• [Figure contents as structured data]:
----------

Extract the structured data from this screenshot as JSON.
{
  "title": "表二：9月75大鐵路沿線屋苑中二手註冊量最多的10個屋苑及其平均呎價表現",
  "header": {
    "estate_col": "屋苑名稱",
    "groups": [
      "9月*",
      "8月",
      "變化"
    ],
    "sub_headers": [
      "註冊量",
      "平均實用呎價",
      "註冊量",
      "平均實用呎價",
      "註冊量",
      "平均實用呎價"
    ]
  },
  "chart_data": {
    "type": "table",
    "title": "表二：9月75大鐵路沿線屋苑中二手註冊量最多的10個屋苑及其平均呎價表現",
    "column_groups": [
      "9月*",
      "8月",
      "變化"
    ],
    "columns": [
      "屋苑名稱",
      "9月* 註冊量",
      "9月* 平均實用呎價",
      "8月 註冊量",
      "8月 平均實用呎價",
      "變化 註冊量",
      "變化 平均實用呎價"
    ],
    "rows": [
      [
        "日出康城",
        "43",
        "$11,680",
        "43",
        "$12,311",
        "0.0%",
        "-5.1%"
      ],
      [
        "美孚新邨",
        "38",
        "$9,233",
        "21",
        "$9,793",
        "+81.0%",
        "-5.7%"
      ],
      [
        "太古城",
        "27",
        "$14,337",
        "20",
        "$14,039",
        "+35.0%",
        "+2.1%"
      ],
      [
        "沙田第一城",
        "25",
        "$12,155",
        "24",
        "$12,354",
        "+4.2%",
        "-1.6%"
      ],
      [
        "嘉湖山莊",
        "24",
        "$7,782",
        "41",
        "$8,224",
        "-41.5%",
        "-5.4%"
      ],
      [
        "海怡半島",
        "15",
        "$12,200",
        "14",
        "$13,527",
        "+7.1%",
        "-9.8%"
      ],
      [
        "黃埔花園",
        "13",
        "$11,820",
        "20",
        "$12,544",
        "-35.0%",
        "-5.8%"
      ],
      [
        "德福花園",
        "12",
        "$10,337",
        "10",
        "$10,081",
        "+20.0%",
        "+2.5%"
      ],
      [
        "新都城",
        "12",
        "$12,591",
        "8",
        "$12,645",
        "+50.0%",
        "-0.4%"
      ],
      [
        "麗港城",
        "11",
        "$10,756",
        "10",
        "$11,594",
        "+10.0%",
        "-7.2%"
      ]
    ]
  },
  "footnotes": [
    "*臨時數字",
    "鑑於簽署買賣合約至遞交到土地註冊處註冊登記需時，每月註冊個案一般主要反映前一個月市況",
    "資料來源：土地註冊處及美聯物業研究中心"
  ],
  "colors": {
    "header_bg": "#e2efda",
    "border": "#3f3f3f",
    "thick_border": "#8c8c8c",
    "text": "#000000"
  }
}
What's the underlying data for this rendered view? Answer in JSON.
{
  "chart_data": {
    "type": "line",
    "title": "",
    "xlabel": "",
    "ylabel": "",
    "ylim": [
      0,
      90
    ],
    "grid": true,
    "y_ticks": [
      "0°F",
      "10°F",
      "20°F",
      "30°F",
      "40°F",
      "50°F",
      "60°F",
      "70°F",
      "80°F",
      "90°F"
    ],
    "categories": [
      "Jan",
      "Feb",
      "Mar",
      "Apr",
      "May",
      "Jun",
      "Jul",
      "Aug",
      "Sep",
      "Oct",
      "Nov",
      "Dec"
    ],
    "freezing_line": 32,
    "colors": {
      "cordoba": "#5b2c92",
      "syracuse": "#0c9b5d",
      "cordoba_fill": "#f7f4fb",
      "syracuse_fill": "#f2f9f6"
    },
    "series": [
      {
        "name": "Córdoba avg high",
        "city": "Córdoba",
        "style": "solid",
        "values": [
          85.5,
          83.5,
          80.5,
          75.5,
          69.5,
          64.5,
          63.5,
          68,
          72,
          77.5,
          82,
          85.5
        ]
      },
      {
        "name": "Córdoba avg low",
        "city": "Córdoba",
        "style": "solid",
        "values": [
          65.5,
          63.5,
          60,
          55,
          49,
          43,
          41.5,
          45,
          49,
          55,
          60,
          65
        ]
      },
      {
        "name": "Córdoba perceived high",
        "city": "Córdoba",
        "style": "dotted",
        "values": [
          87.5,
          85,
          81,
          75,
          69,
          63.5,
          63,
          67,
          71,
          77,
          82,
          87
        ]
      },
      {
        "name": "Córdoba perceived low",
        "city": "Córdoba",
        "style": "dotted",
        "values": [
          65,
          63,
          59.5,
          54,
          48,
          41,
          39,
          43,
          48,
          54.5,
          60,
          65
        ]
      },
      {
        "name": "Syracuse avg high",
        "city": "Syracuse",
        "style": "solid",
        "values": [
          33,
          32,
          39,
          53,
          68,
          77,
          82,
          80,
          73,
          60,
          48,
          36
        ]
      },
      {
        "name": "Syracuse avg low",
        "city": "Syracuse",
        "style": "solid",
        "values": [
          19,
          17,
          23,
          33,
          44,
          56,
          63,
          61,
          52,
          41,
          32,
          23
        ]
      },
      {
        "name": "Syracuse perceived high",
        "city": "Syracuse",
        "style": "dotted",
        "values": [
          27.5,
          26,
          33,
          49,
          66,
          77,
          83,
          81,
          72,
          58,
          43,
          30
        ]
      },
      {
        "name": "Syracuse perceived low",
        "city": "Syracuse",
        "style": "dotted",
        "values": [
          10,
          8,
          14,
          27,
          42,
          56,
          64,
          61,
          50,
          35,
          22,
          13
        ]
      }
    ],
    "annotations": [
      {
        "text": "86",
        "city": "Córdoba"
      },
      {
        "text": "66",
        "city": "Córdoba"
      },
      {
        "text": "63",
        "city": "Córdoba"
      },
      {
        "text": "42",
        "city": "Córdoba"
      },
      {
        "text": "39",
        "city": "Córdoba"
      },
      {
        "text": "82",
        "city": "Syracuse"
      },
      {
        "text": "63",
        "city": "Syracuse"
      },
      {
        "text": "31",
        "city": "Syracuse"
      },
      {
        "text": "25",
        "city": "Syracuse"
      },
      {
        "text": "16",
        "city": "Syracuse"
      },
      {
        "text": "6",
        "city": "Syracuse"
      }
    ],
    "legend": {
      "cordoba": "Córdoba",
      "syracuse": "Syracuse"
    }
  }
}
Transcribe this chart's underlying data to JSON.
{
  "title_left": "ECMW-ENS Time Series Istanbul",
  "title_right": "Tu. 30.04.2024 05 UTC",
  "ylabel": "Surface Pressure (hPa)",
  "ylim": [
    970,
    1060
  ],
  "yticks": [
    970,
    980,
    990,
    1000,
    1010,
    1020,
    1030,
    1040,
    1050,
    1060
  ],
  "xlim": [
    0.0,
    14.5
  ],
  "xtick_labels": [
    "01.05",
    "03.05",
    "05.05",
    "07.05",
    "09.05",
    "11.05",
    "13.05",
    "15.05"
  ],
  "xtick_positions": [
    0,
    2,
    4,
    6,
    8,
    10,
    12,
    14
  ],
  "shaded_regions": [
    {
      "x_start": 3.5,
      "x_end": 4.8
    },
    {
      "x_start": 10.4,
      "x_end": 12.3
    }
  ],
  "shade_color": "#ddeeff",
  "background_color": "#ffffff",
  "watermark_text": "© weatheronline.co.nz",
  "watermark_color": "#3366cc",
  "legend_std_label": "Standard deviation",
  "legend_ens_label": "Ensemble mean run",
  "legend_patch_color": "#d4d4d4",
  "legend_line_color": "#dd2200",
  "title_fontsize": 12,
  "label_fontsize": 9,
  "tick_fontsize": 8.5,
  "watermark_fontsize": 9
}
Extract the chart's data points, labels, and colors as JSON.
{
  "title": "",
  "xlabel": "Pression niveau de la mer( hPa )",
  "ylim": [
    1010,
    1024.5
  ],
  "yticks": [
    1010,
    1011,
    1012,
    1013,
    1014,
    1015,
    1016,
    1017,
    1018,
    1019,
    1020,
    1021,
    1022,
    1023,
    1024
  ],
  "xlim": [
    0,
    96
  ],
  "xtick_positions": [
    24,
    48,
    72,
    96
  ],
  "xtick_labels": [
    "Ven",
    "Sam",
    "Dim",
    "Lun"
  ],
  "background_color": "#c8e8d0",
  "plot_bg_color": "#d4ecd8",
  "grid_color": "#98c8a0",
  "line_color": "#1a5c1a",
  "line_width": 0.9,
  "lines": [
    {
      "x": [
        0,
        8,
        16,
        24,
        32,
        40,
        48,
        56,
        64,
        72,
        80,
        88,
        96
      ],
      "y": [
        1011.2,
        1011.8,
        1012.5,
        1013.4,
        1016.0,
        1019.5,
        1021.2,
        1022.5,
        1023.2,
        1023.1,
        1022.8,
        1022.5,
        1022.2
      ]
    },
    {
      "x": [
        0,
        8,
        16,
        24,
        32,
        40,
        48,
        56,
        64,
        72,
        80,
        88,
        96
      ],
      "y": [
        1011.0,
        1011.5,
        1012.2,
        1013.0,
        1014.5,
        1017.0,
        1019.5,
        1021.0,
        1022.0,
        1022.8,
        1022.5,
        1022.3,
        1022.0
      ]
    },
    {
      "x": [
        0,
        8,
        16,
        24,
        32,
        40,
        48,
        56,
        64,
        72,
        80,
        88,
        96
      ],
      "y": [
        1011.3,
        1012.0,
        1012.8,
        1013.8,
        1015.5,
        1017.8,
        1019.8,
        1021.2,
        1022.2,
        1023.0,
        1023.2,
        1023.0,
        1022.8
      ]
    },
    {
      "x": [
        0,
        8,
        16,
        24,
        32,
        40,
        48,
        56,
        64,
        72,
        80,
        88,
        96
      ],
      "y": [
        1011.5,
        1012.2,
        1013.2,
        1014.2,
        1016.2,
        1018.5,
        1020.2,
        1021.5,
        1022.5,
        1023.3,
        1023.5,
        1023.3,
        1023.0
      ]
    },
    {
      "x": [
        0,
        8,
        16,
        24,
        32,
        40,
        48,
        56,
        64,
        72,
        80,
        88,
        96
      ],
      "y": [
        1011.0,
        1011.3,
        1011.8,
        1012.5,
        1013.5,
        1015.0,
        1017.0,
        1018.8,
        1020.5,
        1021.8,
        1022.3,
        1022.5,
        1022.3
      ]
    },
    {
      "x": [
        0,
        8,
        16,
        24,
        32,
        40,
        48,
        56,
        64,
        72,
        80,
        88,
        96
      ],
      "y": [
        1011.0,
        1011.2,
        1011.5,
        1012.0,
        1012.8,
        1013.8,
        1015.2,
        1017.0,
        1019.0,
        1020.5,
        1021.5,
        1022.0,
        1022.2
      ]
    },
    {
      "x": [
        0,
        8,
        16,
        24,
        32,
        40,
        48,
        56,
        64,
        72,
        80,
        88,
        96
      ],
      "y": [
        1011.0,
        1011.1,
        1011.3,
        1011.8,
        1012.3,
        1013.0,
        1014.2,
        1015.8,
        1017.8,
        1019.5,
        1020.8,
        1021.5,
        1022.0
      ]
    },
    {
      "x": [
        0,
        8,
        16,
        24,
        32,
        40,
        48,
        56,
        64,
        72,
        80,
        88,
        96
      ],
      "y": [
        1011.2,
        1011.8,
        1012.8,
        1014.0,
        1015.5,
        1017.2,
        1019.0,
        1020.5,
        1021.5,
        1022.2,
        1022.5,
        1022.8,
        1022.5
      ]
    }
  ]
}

----------

• [GIVEN PROBLEM]: Lines from the records above that hold "ylabel" are the ones to list.

• [SOLVED EXERCISE]:
    "ylabel": "",
  "ylabel": "Surface Pressure (hPa)",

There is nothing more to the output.